I understand that you have been in direct correspondence with Nigel Chapman, Director World Service, about this issue (in addition of course to recent exchanges in the press) and that Nigel has outlined in some detail the reasons for the changes to the service. I believe he has also offered you a meeting to explain the thinking behind them, and I hope that if it is convenient for you to do so you will feel able to take him up on this offer.
There are a number of new points in your letter, and I have therefore asked Nigel Chapman for his input into this response. I hope that you will feel it answers your concerns.
I should say first that I am sorry to learn that you do not agree with the changes to the service. However I hope you will accept that it is the BBC’s responsibility to make what changes it believes to be necessary for the benefit of its audiences. These changes were approved by the BBC Trust and fully discussed with the Foreign and Commonwealth Office, who I understand firmly support them. Like the BBC, they believe that they offer the best means of serving our audiences.
Your letter refers to the BBC’s Royal Charter, which you believe specifies that the BBC must “offer thoughtful programmes that allow for genuine discussion of political and cultural matters from a number of points of view”. We firmly believe that the World Service offers precisely the programmes which you describe. I think the most relevant part of the Charter on this point is in the Agreement (CM 6872). This says (para 1O.b) that the BBC Trust must ensure that the BBC “brings high quality international news coverage to international audiences”, and (para 64.6.a) that the World Service objectives must include “the provision of an accurate, unbiased and independent news service, covering international and national developments”.
We believe that the changes will deliver a service that meets these and other objectives, and will continue to offer programmes of the kind your letter describes.
I note that you are particularly concerned over the strengthening of our multimedia offer, in relation to our plans for radio. As you will know, the World Service aims to reach people on platforms appropriate to their needs. Radio of course remains important, and in recognition of this the Russian Service will retain 58 hours a week of radio programming – the second highest amount of all language services. However I hope you will appreciate why, in a media environment in which short wave listening overall is in decline, and in which the internet and other platforms (such as mobile delivery) are growing rapidly, the World Service must position itself for the future.
I am told that independent research predicts that Russia will be the second largest internet market in Europe and the fifth largest in the world by the end of this year. Broadband penetration is expected to increase dramatically over the next five years and, by 2012, 21.2 million households in Russia are expected to have access. I appreciate that you do not agree with these plans but it is inarguably the case that for many people, listening online will indeed offer an alternative to radio. I am assured that the World Service will however continue to try to improve radio delivery where it can.
Your letter refers to attempts to establish an FM prsence in Russian as “disastrous.” You will appreciate that this is not a view which is shared by my colleagues in the World Service. Given that most people in Russia would prefer to listen via better-quality FM they felt that they owed it to their listeners to seek to go down this route. They are of course disappointed that they have been unable to maintain FM partnerships. You link this question to the BBC’s editorial independence, and I would stress that at no time has the BBC compromised that fundamental principle. Nor would it do so in the future. Indeed, and as you will be aware, it was the BBC’s robust, independent news programmes to which the authorities appeared to take exception when they were transmitted on partner FM stations.

* [PROBLEMS]:
(a) In the letter about the World Service changes, how many hours a week of radio programming will the Russian Service keep?
(b) Write the next part of the letter about the World Service changes, picking up after its final sentence.
The material after this point comes from a separate source.

* [DATASET EXTRACT]:
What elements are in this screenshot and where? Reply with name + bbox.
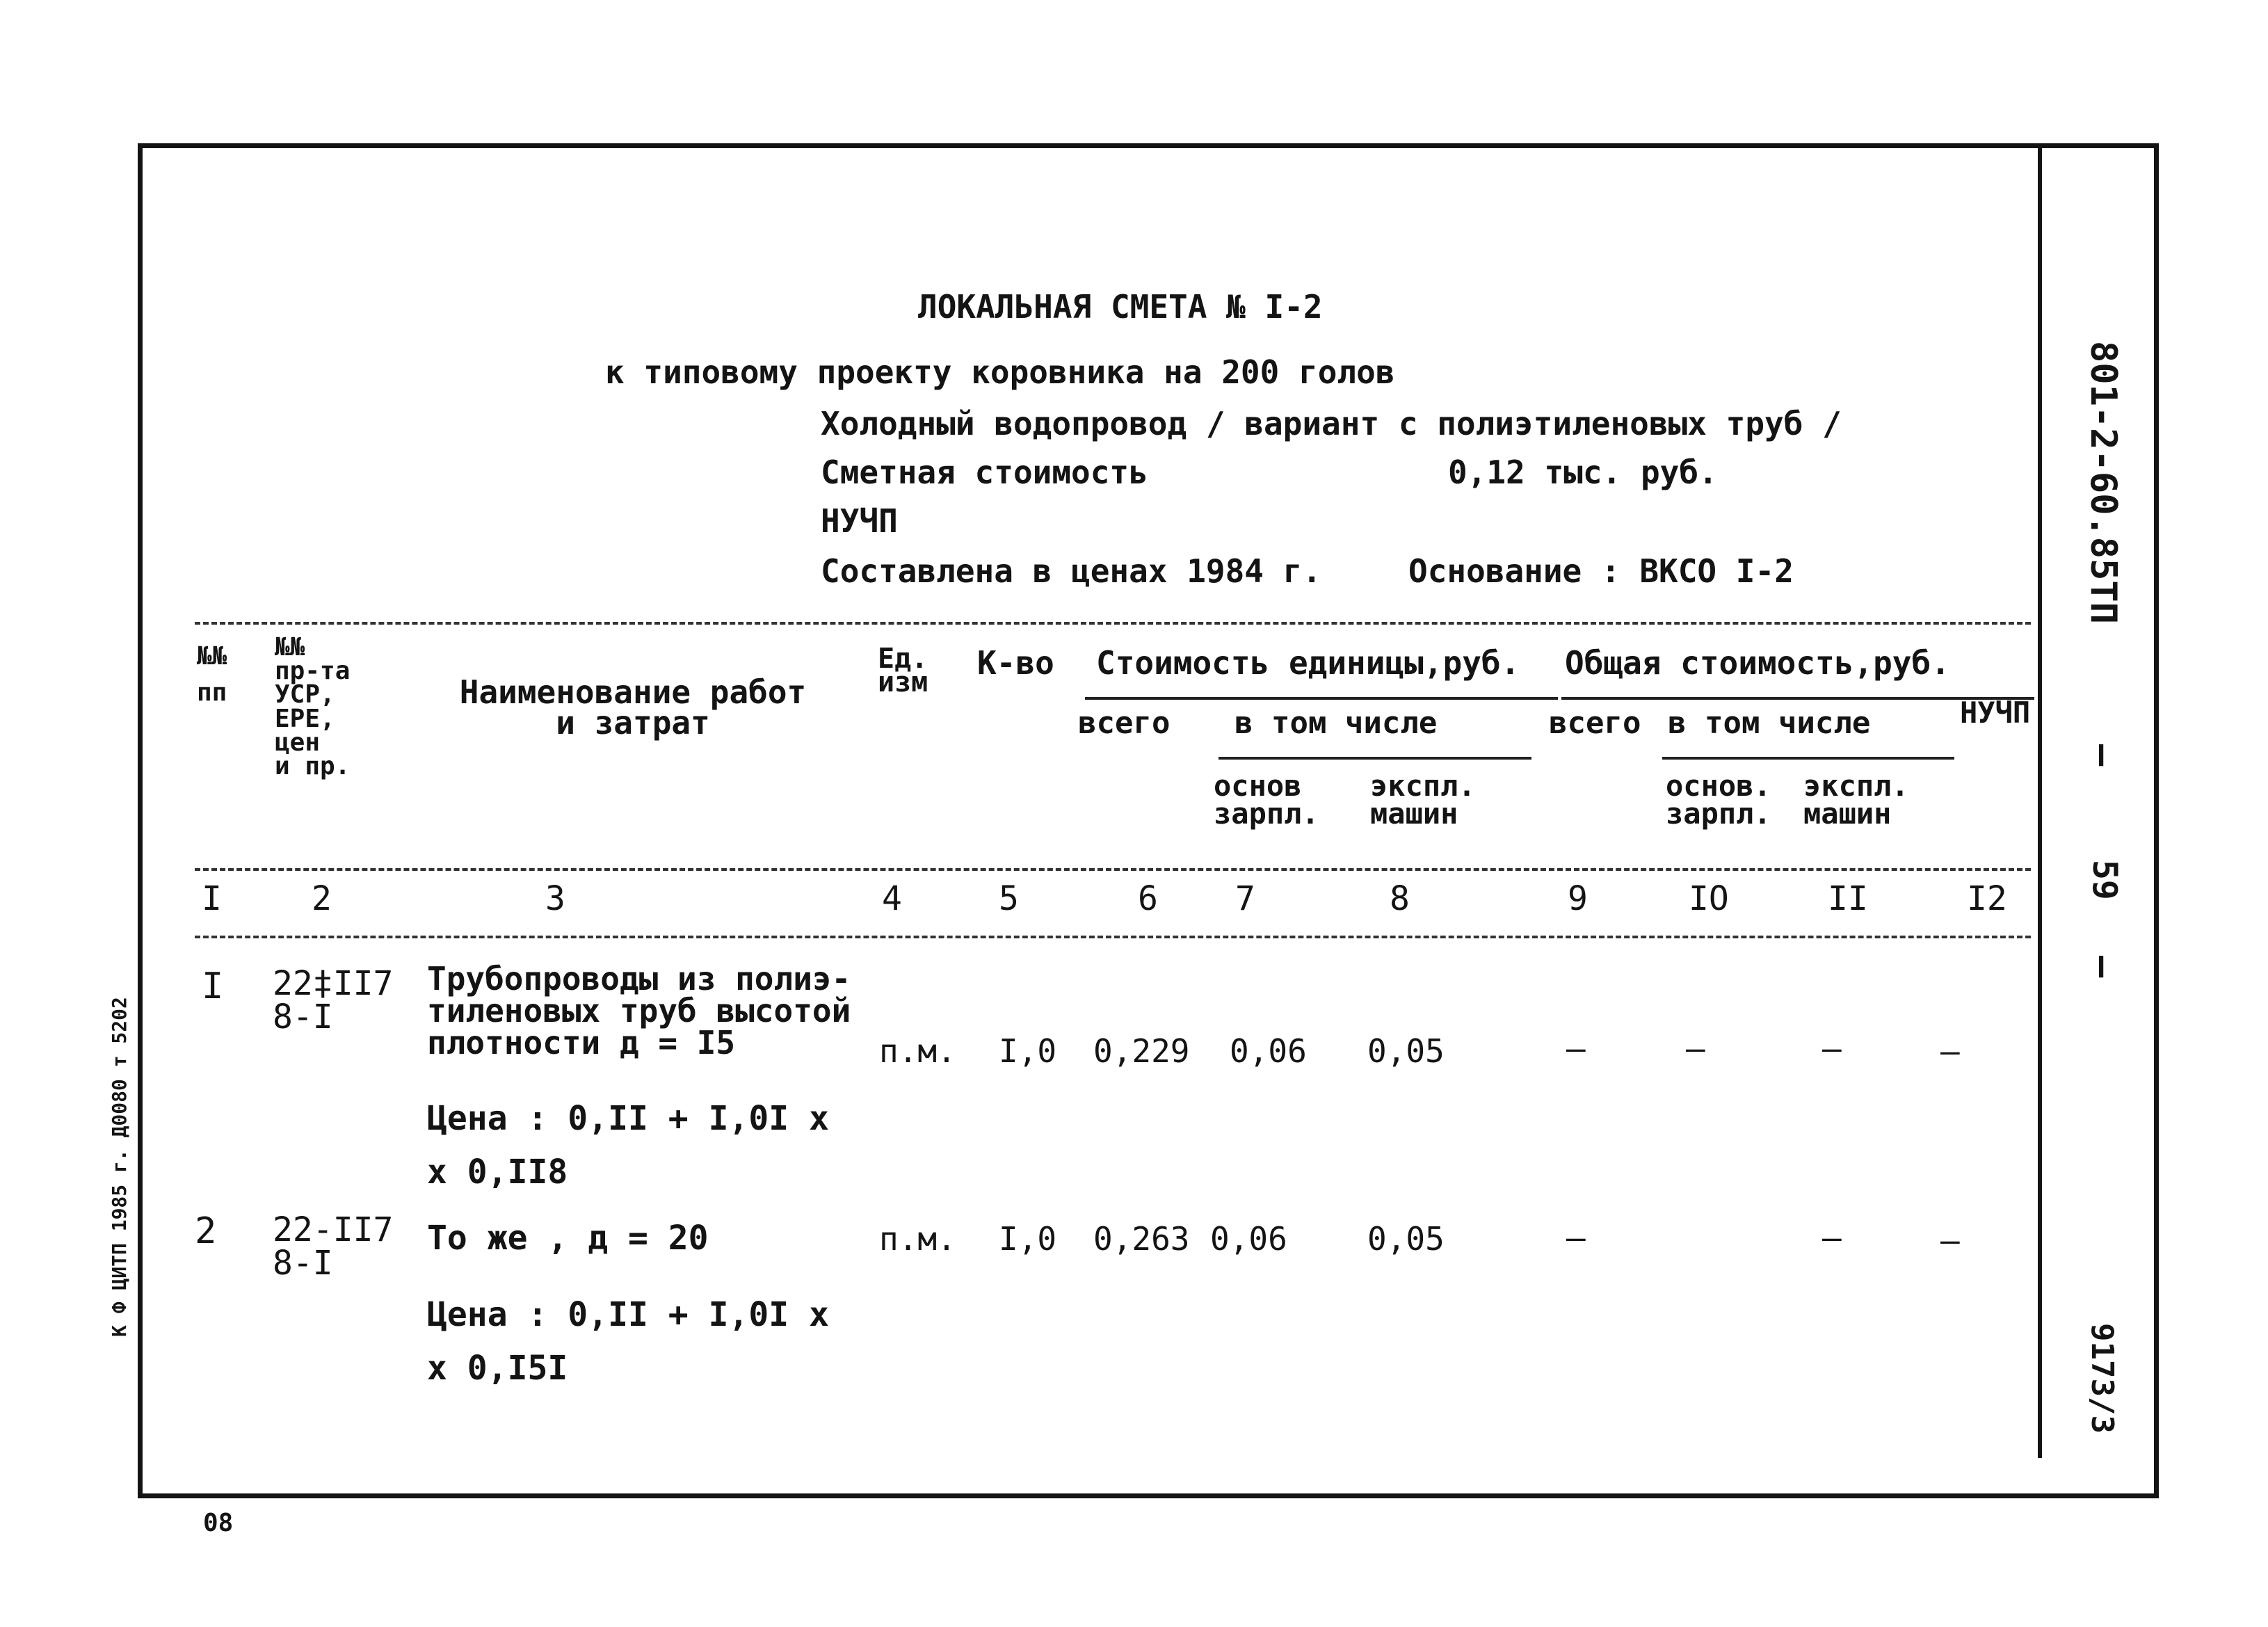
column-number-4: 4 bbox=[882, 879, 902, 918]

* [RESULTS BY TASK]:
(a) 58 hours a week.

(b)
I appreciate that you believe that the most effective means of reaching our audiences would be further research into means of strengthening radio relays, and I can confirm that World Service does continue to consider all options for distribution within the frameworks of editorial independence and the need to provide value for money. However, I am sure you will understand why we have to be realistic about the difficulties and sensitivities of acquiring transmission facilities in countries adjacent to Russia. The authorities will not award such licences to the BBC as their spectrum is targeted for their own use. DRM has so far obtained a very limited take-up in Russia, or indeed anywhere.
Your letter expresses your fear that moving language services closer to their audiences puts BBC journalists at risk, in particular to intimidation and other forms of pressure. I can assure you that this is a matter that the BBC takes extremely seriously. The safety of our staff is of the utmost importance to us.
As you know, the BBC Russian Service has been operating in Moscow since the early 1990s and if at any point its staff should feel themselves to be at risk, immediate action would be taken. The World Service feels that once the changes have been made, the balance between staff in Moscow and London will be the right one. Nigel has stressed that financial imperatives were not the drivers for the changes. Like parts of the World Service (and many other publicly-funded bodies) the Russian Service has had to make efficiency savings. However the motivating forces for change were in fact the need to strengthen the BBC’s position in a highly competitive market, through maximising its presence on all platforms, and to continue to provide high-quality programming at key times of day.
I am sorry that you are not happy with these plans, and I appreciate that you are motivated out of concern for the quality and effectiveness of our output. I recognise too that many people have strong personal loyalty to the BBC, and to the Russian Service, and we are very proud of that unique relationship. I understand why, therefore, against that background, and the importance of the service to so many, change may not be particularly welcome. I can assure you however that these changes were made only after considerable thought and discussion. My colleagues in the World Service are confident that if you listen to the new output, you will be reassured that it will continue to cover areas about which you have concerns and will be marked by the same high standards that have always distinguished the output of the Russian Service.
Lastly, I would urge you again to take up Nigel Chapman’s offer of a briefing – Nigel is obviously in a position to go into much more detail.
I would be grateful if you could share this letter with the other signatories to your own.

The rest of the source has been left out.